_DIRECTION_. Copy, from the entries below, each line in which the string "name" appears.

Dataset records
════════
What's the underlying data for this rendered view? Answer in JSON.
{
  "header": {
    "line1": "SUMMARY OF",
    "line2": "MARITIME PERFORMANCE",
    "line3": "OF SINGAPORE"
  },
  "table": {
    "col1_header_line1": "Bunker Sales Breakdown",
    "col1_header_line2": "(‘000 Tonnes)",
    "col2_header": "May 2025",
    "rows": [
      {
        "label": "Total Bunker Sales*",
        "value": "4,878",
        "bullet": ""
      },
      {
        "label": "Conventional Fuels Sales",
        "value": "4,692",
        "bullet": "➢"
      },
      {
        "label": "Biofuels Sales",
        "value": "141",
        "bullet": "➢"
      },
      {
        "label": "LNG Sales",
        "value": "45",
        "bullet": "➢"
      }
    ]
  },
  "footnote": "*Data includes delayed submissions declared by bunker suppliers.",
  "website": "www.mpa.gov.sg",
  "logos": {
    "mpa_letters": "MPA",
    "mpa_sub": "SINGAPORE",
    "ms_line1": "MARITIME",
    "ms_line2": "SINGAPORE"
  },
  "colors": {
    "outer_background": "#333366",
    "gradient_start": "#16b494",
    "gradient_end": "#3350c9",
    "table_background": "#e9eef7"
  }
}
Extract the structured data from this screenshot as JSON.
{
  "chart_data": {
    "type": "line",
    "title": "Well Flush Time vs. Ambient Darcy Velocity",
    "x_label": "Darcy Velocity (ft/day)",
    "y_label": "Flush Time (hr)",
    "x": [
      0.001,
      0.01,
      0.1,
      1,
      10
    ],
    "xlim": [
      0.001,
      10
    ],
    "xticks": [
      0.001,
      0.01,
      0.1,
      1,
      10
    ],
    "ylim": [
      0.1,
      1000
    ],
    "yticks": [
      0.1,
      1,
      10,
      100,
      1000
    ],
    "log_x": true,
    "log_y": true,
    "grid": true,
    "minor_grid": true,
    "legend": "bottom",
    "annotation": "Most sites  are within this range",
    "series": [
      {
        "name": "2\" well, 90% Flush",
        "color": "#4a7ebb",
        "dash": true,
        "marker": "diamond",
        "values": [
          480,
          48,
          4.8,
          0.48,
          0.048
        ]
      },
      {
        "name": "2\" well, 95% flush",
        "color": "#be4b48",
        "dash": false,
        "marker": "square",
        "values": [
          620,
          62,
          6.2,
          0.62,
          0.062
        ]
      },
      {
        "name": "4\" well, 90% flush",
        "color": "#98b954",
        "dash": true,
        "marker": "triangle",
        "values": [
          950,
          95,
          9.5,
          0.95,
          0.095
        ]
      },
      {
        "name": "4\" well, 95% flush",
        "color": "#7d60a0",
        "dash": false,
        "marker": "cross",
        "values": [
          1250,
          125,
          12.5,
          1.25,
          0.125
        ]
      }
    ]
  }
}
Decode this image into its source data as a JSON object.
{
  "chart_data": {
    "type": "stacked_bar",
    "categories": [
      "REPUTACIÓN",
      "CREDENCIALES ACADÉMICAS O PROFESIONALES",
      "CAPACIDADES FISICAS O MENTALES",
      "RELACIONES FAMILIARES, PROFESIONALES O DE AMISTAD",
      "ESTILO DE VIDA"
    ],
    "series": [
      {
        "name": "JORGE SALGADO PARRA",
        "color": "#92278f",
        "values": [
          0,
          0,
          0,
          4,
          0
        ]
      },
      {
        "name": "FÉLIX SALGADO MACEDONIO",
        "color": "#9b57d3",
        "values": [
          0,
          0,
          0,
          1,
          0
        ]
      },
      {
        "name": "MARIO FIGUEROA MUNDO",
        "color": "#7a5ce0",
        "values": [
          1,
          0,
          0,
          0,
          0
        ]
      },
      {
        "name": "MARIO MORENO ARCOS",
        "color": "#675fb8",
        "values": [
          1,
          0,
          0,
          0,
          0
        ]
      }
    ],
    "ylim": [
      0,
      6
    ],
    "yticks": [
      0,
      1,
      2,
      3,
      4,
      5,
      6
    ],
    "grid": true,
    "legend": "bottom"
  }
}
════════
_RESPONSE BELOW_.
        "name": "2\" well, 90% Flush",
        "name": "2\" well, 95% flush",
        "name": "4\" well, 90% flush",
        "name": "4\" well, 95% flush",
        "name": "JORGE SALGADO PARRA",
        "name": "FÉLIX SALGADO MACEDONIO",
        "name": "MARIO FIGUEROA MUNDO",
        "name": "MARIO MORENO ARCOS",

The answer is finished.